§ **Written tasks**
1 - Answer these from the passage on Stallman at Harvard and MIT:
(a) What degree did Stallman earn from Harvard, and in what year?
(b) In what year did MIT's Laboratory for Computer Science install a password control system?
(c) Which newly installed laser printer's source code was refused to Stallman and other AI Lab hackers?
2 - Name every person other than Stallman who appears by name in the passage on Stallman at Harvard and MIT.
3 - Write the next part of the passage on Stallman at Harvard and MIT, picking up after its final sentence.

As a first-year student at Harvard University, Stallman was known for his strong performance in Math 55. In 1971 he became a programmer at the MIT Artificial Intelligence Laboratory, and became a regular in the hacker community, where he was usually known by his initials, rms (which was the name of his computer accounts). Stallman was graduated from Harvard magna cum laude earning an AB in Physics in 1974.

Stallman enrolled as a graduate student at MIT, but then ended his pursuit of a doctorate in physics to focus on his programming at the MIT AI Laboratory.

While a graduate student at MIT, Stallman published a paper with Gerald Jay Sussman on an AI truth maintenance system, called dependency-directed backtracking. This paper was an early work on the problem of intelligent backtracking in constraint satisfaction problems. As of 2003, the technique Stallman and Sussman introduced is still the most general and powerful form of intelligent backtracking. The technique of constraint recording, wherein partial results of a search are recorded for later reuse, was also introduced in this paper.

As a hacker in MIT's AI laboratory, Stallman worked on software projects such as TECO, Emacs, and the Lisp machine operating system. He would become an ardent critic of restricted computer access in the lab, which at that time was funded primarily by the Defense Advanced Research Projects Agency. When MIT's Laboratory for Computer Science (LCS) installed a password control system in 1977, Stallman found a way to decrypt the passwords and sent users messages containing their decoded password, with a suggestion to change it to the empty string (that is, no password) instead, to re-enable anonymous access to the systems. Around 20% of the users followed his advice at the time, although passwords ultimately prevailed. Stallman boasted of the success of his campaign for many years afterward.

Decline of MIT hacker culture

In the late 1970s and early 1980s, the hacker culture that Stallman thrived on began to fragment. To prevent software from being used on their competitors' computers, most manufacturers stopped distributing source code and began using copyright and restrictive software licenses to limit or prohibit copying and redistribution. Such proprietary software had existed before, and it became apparent that it would become the norm. This shift in the legal characteristics of software can be regarded as a consequence triggered by the U.S. Copyright Act of 1976, as stated by Stallman's MIT fellow Brewster Kahle.

When Brian Reid in 1979 placed time bombs in the Scribe markup language and word processing system to restrict unlicensed access to the software, Stallman proclaimed it "a crime against humanity." He clarified, years later, that it is blocking the user's freedom that he believes is a crime, not the issue of charging for the software.

In 1980, Stallman and some other hackers at the AI Lab were refused access to the source code for the software of a newly installed laser printer, the Xerox 9700. Stallman had modified the software for the Lab's previous laser printer (the XGP, Xerographic Printer), so it electronically messaged a user when the person's job was printed, and would message all logged-in users waiting for print jobs if the printer was jammed. Not being able to add these features to the new printer was a major inconvenience, as the printer was on a different floor from most of the users. This experience convinced Stallman of people's need to be free to modify the software they use.

§ **Record list**
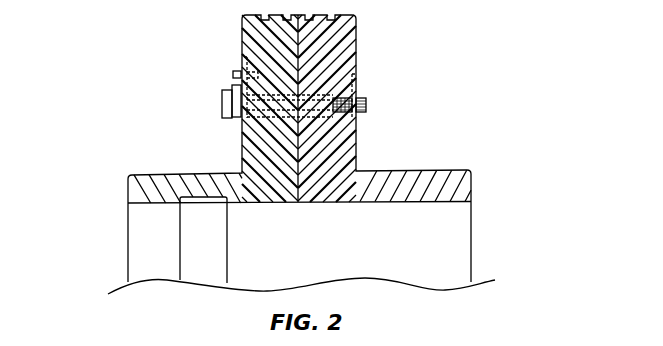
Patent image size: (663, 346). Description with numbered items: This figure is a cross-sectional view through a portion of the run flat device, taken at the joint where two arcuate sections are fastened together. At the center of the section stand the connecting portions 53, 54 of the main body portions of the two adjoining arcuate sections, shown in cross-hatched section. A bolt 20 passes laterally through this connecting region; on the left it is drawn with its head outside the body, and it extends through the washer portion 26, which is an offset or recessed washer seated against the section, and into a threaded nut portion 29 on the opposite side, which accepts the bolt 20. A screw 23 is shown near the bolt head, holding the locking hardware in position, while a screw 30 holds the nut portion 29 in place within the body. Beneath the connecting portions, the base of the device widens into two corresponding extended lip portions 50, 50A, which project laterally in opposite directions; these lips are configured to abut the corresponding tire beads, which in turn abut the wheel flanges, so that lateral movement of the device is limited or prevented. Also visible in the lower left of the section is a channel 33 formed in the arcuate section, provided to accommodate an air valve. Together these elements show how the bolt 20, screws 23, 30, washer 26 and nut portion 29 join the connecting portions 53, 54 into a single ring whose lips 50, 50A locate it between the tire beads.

The bolt 20 is at (228, 106).
The screw 23 is at (236, 76).
The washer 26 is at (238, 58).
The threaded nut portion 29 is at (358, 121).
The screw 30 is at (358, 88).
The channel 33 is at (200, 252).
The extended lip portion 50 is at (128, 184).
The extended lip portion 50A is at (442, 172).
The connecting portion 53 is at (250, 153).
The connecting portion 54 is at (345, 144).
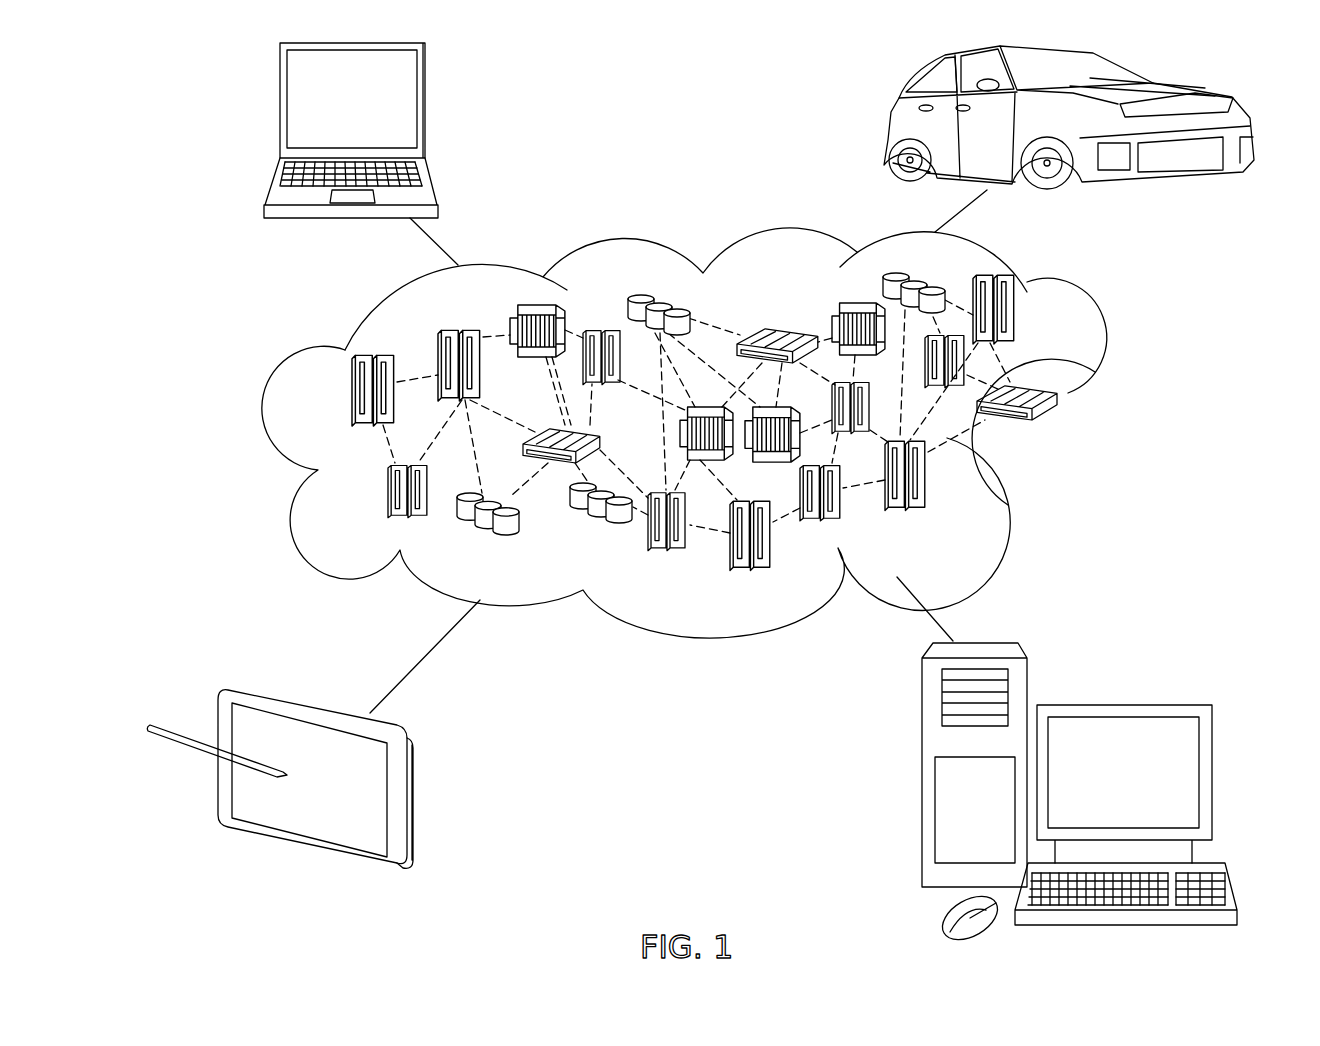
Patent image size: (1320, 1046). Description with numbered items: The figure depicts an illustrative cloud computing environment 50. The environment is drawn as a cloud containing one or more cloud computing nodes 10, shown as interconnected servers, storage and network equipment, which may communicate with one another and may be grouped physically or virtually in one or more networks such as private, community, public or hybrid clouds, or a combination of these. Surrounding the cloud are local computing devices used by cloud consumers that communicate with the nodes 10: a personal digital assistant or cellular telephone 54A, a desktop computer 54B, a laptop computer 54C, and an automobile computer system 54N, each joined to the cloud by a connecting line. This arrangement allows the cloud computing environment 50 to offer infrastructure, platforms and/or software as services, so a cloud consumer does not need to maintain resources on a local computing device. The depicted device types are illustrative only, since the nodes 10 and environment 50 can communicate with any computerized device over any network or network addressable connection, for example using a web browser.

The cloud computing nodes 10 is at (1058, 430).
The cloud computing environment 50 is at (1122, 398).
The personal digital assistant (PDA) or cellular telephone 54A is at (412, 805).
The desktop computer 54B is at (1120, 705).
The laptop computer 54C is at (427, 110).
The automobile computer system 54N is at (888, 127).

§ **Answers for the exercise**
1 -
(a) An AB in Physics, magna cum laude, in 1974.
(b) 1977.
(c) The Xerox 9700.

2 - Gerald Jay Sussman, Brewster Kahle, Brian Reid

3 -
Richard Greenblatt, a fellow AI Lab hacker, founded Lisp Machines, Inc. (LMI) to market Lisp machines, which he and Tom Knight designed at the lab. Greenblatt rejected outside investment, believing that the proceeds from the construction and sale of a few machines could be profitably reinvested in the growth of the company. In contrast, the other hackers felt that the venture capital-funded approach was better. As no agreement could be reached, hackers from the latter camp founded Symbolics, with the aid of Russ Noftsker, an AI Lab administrator. Symbolics recruited most of the remaining hackers including notable hacker Bill Gosper, who then left the AI Lab. Symbolics also forced Greenblatt to resign by citing MIT policies. While both companies delivered proprietary software, Stallman believed that LMI, unlike Symbolics, had tried to avoid hurting the lab's community. For two years, from 1982 to the end of 1983, Stallman worked by himself to clone the output of the Symbolics programmers, with the aim of preventing them from gaining a monopoly on the lab's computers.

Stallman argues that software users should have the freedom to share with their neighbour and to be able to study and make changes to the software that they use. He maintains that attempts by proprietary software vendors to prohibit these acts are antisocial and unethical. The phrase "software wants to be free" is often incorrectly attributed to him, and Stallman argues that this is a misstatement of his philosophy. He argues that freedom is vital for the sake of users and society as a moral value, and not merely for pragmatic reasons such as possibly developing technically superior software. Eric S. Raymond, creator of the open source movement, argues that moral arguments, rather than pragmatic ones, alienate potential allies and hurts the end goal of removing code secrecy.

In February 1984, Stallman quit his job at MIT to work full-time on the GNU project, which he had announced in September 1983.

GNU project

Richard Stallman in 2003 at the opening ceremony of NIXAL (a GLUG) at Netaji Subhash Engineering College, Calcutta, India

Stallman announced the plan for the GNU operating system in September 1983 on several ARPANET mailing lists and USENET.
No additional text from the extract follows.